start

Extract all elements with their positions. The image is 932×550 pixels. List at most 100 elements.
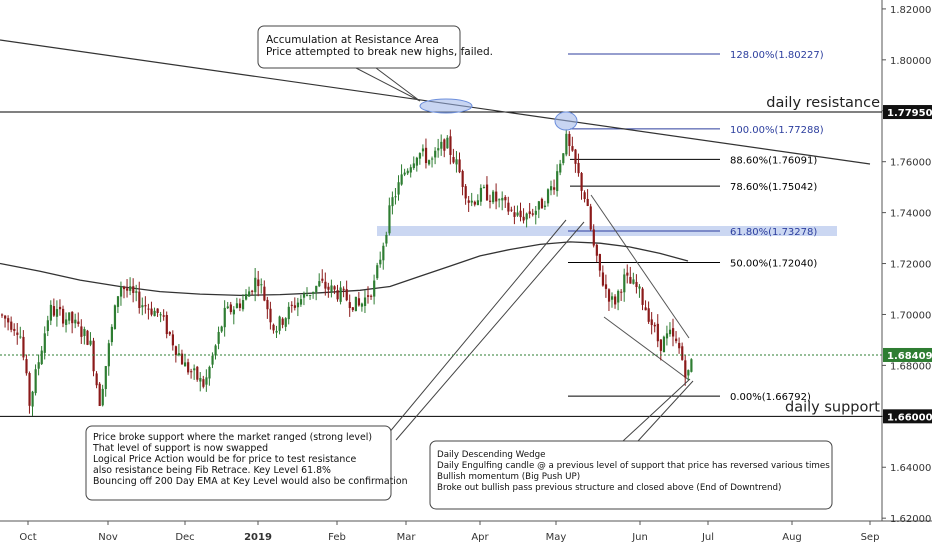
candle-body — [388, 205, 391, 234]
candle-body — [321, 278, 324, 281]
candle-body — [681, 346, 684, 360]
candle-body — [391, 197, 394, 207]
candle-body — [598, 254, 601, 271]
candle-body — [489, 200, 492, 202]
price-tick-label: 1.82000 — [890, 5, 931, 16]
candle-body — [336, 290, 339, 300]
candle-body — [525, 213, 528, 220]
candle-body — [318, 281, 321, 287]
candle-body — [611, 296, 614, 300]
wedge-note-line-3: Bullish momentum (Big Push UP) — [437, 472, 580, 482]
accumulation-note: Accumulation at Resistance Area Price at… — [257, 25, 493, 69]
candle-body — [476, 200, 479, 206]
candle-body — [46, 320, 49, 332]
time-tick-label: Nov — [98, 532, 118, 543]
candle-body — [171, 334, 174, 346]
candle-body — [49, 304, 52, 321]
candle-body — [592, 229, 595, 246]
candle-body — [485, 184, 489, 201]
candle-body — [574, 149, 577, 164]
candle-body — [626, 272, 629, 276]
candle-body — [83, 329, 86, 337]
candle-body — [86, 330, 89, 345]
candle-body — [4, 315, 7, 319]
candle-body — [473, 201, 476, 205]
candle-body — [647, 308, 650, 322]
time-tick-label: 2019 — [244, 532, 272, 543]
candle-body — [13, 328, 16, 331]
candle-body — [360, 303, 364, 307]
candle-body — [455, 159, 458, 165]
support-note-line-2: That level of support is now swapped — [92, 443, 268, 454]
candle-body — [540, 198, 544, 209]
candle-body — [119, 287, 123, 297]
candle-body — [357, 298, 361, 306]
candle-body — [367, 295, 370, 297]
candle-body — [180, 353, 184, 365]
daily-support-badge-value: 1.66000 — [887, 412, 932, 423]
candle-body — [446, 137, 449, 149]
candle-body — [623, 274, 626, 293]
candle-body — [339, 287, 342, 302]
candle-body — [235, 303, 239, 309]
wedge-note-line-1: Daily Descending Wedge — [437, 450, 545, 460]
candle-body — [345, 289, 348, 301]
candle-body — [537, 201, 540, 210]
candle-body — [284, 318, 287, 327]
candle-body — [65, 319, 68, 325]
candle-body — [516, 212, 519, 216]
candle-body — [327, 286, 330, 290]
candle-body — [409, 167, 412, 173]
candle-body — [678, 342, 681, 349]
candle-body — [68, 312, 71, 321]
candle-body — [156, 308, 159, 314]
candle-body — [287, 306, 290, 320]
candle-body — [196, 366, 199, 380]
candle-body — [113, 305, 117, 330]
candle-body — [241, 300, 245, 310]
candle-body — [638, 286, 641, 289]
candle-body — [376, 265, 379, 279]
candle-body — [379, 259, 382, 265]
wedge-upper-line — [590, 194, 690, 339]
daily-resistance-badge-value: 1.77950 — [887, 108, 932, 119]
candle-body — [232, 309, 235, 315]
candle-body — [492, 191, 495, 203]
candle-body — [74, 319, 77, 324]
candle-body — [306, 294, 309, 296]
candle-body — [245, 294, 248, 300]
candle-body — [272, 324, 275, 331]
candle-body — [190, 371, 193, 373]
candle-body — [482, 186, 486, 188]
candle-body — [10, 321, 13, 330]
price-tick-label: 1.64000 — [890, 463, 931, 474]
candle-body — [479, 187, 483, 202]
candle-body — [571, 146, 574, 151]
price-tick-label: 1.74000 — [890, 209, 931, 220]
candle-body — [147, 308, 150, 310]
candle-body — [668, 329, 672, 335]
candle-body — [543, 205, 547, 207]
price-tick-label: 1.80000 — [890, 56, 931, 67]
candle-body — [635, 281, 638, 288]
time-tick-label: Jul — [701, 532, 714, 543]
candle-body — [370, 295, 373, 297]
candle-body — [193, 368, 196, 371]
candle-body — [302, 293, 306, 298]
time-tick-label: Oct — [19, 532, 36, 543]
candle-body — [62, 308, 65, 324]
candle-body — [400, 174, 403, 185]
time-tick-label: Dec — [175, 532, 194, 543]
candle-body — [363, 297, 367, 306]
candle-body — [504, 197, 507, 201]
daily-support-badge — [883, 409, 932, 424]
candle-body — [138, 291, 141, 308]
candle-body — [589, 206, 592, 230]
candle-body — [58, 306, 62, 310]
candle-body — [519, 210, 522, 218]
candle-body — [354, 296, 357, 312]
fib-level-label: 78.60%(1.75042) — [730, 182, 817, 193]
candle-body — [293, 305, 296, 308]
time-tick-label: Mar — [397, 532, 417, 543]
candle-body — [424, 147, 428, 164]
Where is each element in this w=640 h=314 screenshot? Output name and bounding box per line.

end

Task requirements
Put each line of the material above into a Markdown table with two columns, Row for the row number and Text for the line, and skip any blank lines. Leave the pictures out.

Reply
| Row | Text |
|---|---|
| 1 | Extract all elements with their positions. The image is 932×550 pixels. List at most 100 elements. |
| 2 | candle-body — [388, 205, 391, 234] |
| 3 | candle-body — [321, 278, 324, 281] |
| 4 | candle-body — [681, 346, 684, 360] |
| 5 | candle-body — [391, 197, 394, 207] |
| 6 | candle-body — [598, 254, 601, 271] |
| 7 | candle-body — [489, 200, 492, 202] |
| 8 | price-tick-label: 1.82000 — [890, 5, 931, 16] |
| 9 | candle-body — [336, 290, 339, 300] |
| 10 | candle-body — [525, 213, 528, 220] |
| 11 | candle-body — [318, 281, 321, 287] |
| 12 | candle-body — [611, 296, 614, 300] |
| 13 | wedge-note-line-3: Bullish momentum (Big Push UP) — [437, 472, 580, 482] |
| 14 | accumulation-note: Accumulation at Resistance Area Price at… — [257, 25, 493, 69] |
| 15 | candle-body — [476, 200, 479, 206] |
| 16 | candle-body — [46, 320, 49, 332] |
| 17 | time-tick-label: Nov — [98, 532, 118, 543] |
| 18 | candle-body — [171, 334, 174, 346] |
| 19 | candle-body — [49, 304, 52, 321] |
| 20 | candle-body — [592, 229, 595, 246] |
| 21 | candle-body — [485, 184, 489, 201] |
| 22 | candle-body — [574, 149, 577, 164] |
| 23 | candle-body — [626, 272, 629, 276] |
| 24 | candle-body — [83, 329, 86, 337] |
| 25 | candle-body — [86, 330, 89, 345] |
| 26 | candle-body — [4, 315, 7, 319] |
| 27 | candle-body — [473, 201, 476, 205] |
| 28 | candle-body — [647, 308, 650, 322] |
| 29 | time-tick-label: 2019 — [244, 532, 272, 543] |
| 30 | candle-body — [13, 328, 16, 331] |
| 31 | candle-body — [360, 303, 364, 307] |
| 32 | candle-body — [455, 159, 458, 165] |
| 33 | support-note-line-2: That level of support is now swapped — [92, 443, 268, 454] |
| 34 | candle-body — [540, 198, 544, 209] |
| 35 | candle-body — [119, 287, 123, 297] |
| 36 | candle-body — [357, 298, 361, 306] |
| 37 | candle-body — [367, 295, 370, 297] |
| 38 | candle-body — [180, 353, 184, 365] |
| 39 | daily-support-badge-value: 1.66000 — [887, 412, 932, 423] |
| 40 | candle-body — [446, 137, 449, 149] |
| 41 | candle-body — [623, 274, 626, 293] |
| 42 | candle-body — [339, 287, 342, 302] |
| 43 | candle-body — [235, 303, 239, 309] |
| 44 | wedge-note-line-1: Daily Descending Wedge — [437, 450, 545, 460] |
| 45 | candle-body — [345, 289, 348, 301] |
| 46 | candle-body — [537, 201, 540, 210] |
| 47 | candle-body — [284, 318, 287, 327] |
| 48 | candle-body — [65, 319, 68, 325] |
| 49 | candle-body — [516, 212, 519, 216] |
| 50 | candle-body — [327, 286, 330, 290] |
| 51 | candle-body — [409, 167, 412, 173] |
| 52 | candle-body — [678, 342, 681, 349] |
| 53 | candle-body — [68, 312, 71, 321] |
| 54 | candle-body — [156, 308, 159, 314] |
| 55 | candle-body — [287, 306, 290, 320] |
| 56 | candle-body — [196, 366, 199, 380] |
| 57 | candle-body — [113, 305, 117, 330] |
| 58 | candle-body — [241, 300, 245, 310] |
| 59 | candle-body — [638, 286, 641, 289] |
| 60 | candle-body — [376, 265, 379, 279] |
| 61 | candle-body — [379, 259, 382, 265] |
| 62 | wedge-upper-line — [590, 194, 690, 339] |
| 63 | daily-resistance-badge-value: 1.77950 — [887, 108, 932, 119] |
| 64 | candle-body — [232, 309, 235, 315] |
| 65 | candle-body — [492, 191, 495, 203] |
| 66 | candle-body — [74, 319, 77, 324] |
| 67 | candle-body — [306, 294, 309, 296] |
| 68 | candle-body — [245, 294, 248, 300] |
| 69 | candle-body — [272, 324, 275, 331] |
| 70 | candle-body — [190, 371, 193, 373] |
| 71 | candle-body — [482, 186, 486, 188] |
| 72 | candle-body — [10, 321, 13, 330] |
| 73 | price-tick-label: 1.64000 — [890, 463, 931, 474] |
| 74 | candle-body — [479, 187, 483, 202] |
| 75 | candle-body — [571, 146, 574, 151] |
| 76 | price-tick-label: 1.74000 — [890, 209, 931, 220] |
| 77 | candle-body — [147, 308, 150, 310] |
| 78 | candle-body — [668, 329, 672, 335] |
| 79 | candle-body — [543, 205, 547, 207] |
| 80 | price-tick-label: 1.80000 — [890, 56, 931, 67] |
| 81 | candle-body — [635, 281, 638, 288] |
| 82 | time-tick-label: Jul — [701, 532, 714, 543] |
| 83 | candle-body — [370, 295, 373, 297] |
| 84 | candle-body — [193, 368, 196, 371] |
| 85 | candle-body — [302, 293, 306, 298] |
| 86 | time-tick-label: Oct — [19, 532, 36, 543] |
| 87 | candle-body — [62, 308, 65, 324] |
| 88 | candle-body — [400, 174, 403, 185] |
| 89 | time-tick-label: Dec — [175, 532, 194, 543] |
| 90 | candle-body — [363, 297, 367, 306] |
| 91 | candle-body — [504, 197, 507, 201] |
| 92 | daily-support-badge — [883, 409, 932, 424] |
| 93 | candle-body — [138, 291, 141, 308] |
| 94 | candle-body — [589, 206, 592, 230] |
| 95 | candle-body — [58, 306, 62, 310] |
| 96 | candle-body — [519, 210, 522, 218] |
| 97 | candle-body — [354, 296, 357, 312] |
| 98 | fib-level-label: 78.60%(1.75042) — [730, 182, 817, 193] |
| 99 | candle-body — [293, 305, 296, 308] |
| 100 | time-tick-label: Mar — [397, 532, 417, 543] |
| 101 | candle-body — [424, 147, 428, 164] |
| 102 | Where is each element in this w=640 h=314 screenshot? Output name and bounding box per line. |